— start Data for the task —

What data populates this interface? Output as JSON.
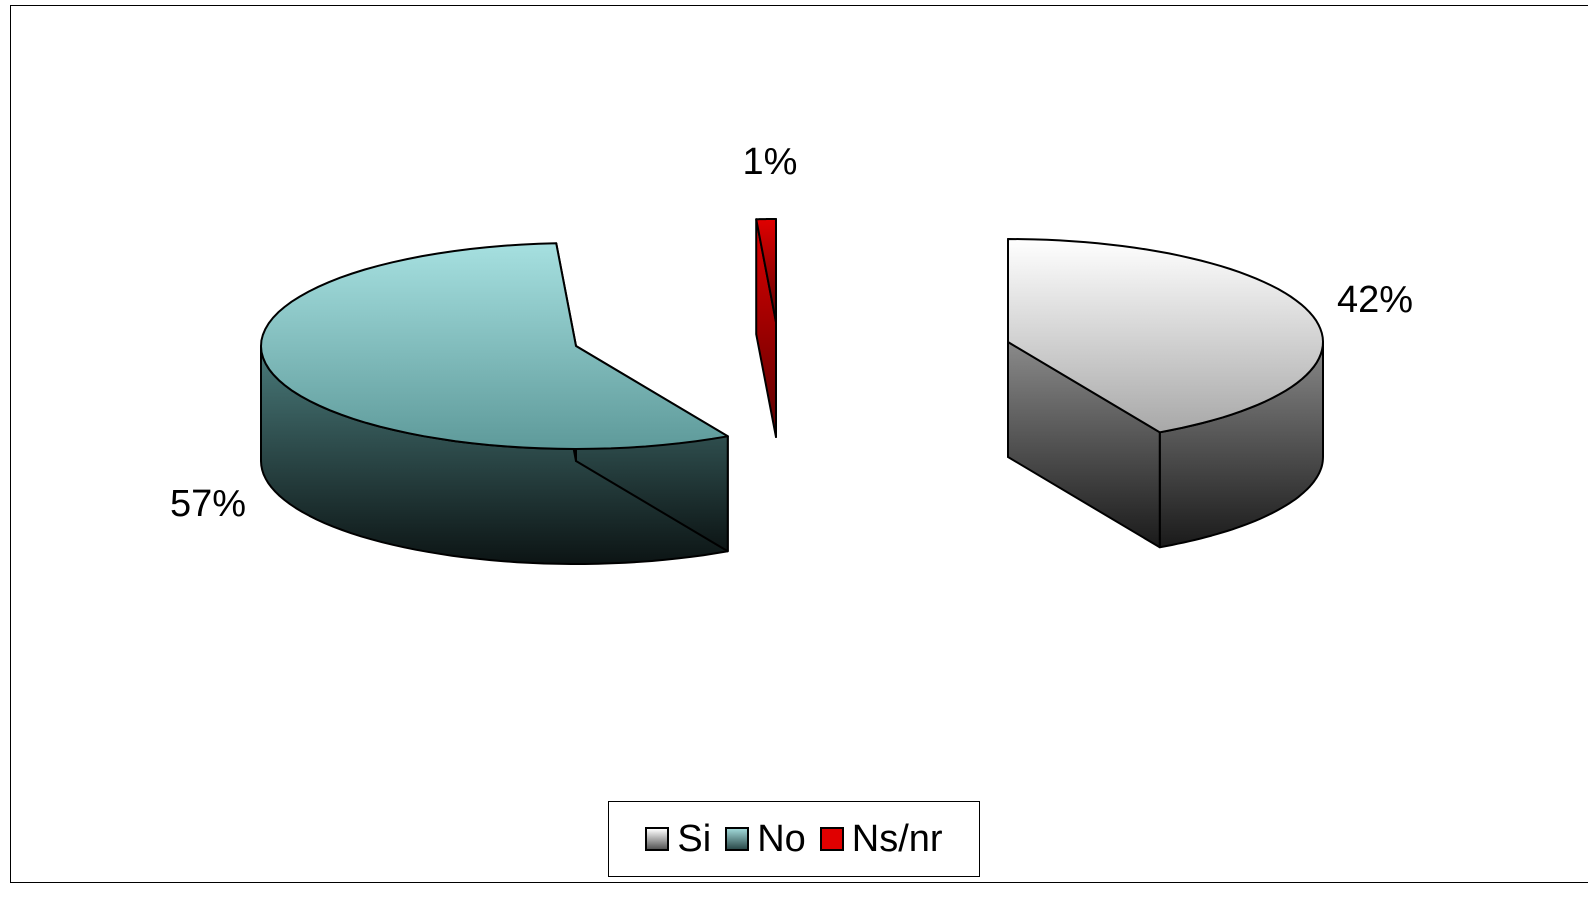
{
  "chart_data": {
    "type": "pie",
    "style": "3d-exploded",
    "slices": [
      {
        "label": "Si",
        "value": 42,
        "data_label": "42%",
        "color": "#d0d0d0"
      },
      {
        "label": "No",
        "value": 57,
        "data_label": "57%",
        "color": "#7fbcbc"
      },
      {
        "label": "Ns/nr",
        "value": 1,
        "data_label": "1%",
        "color": "#cc0000"
      }
    ],
    "legend": {
      "position": "bottom",
      "entries": [
        "Si",
        "No",
        "Ns/nr"
      ]
    }
  }
}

— end Data for the task —

*Stated problem*. What is the number of lines in the data that hold the string "color"? Answer with the number only.

*Task answer*. 3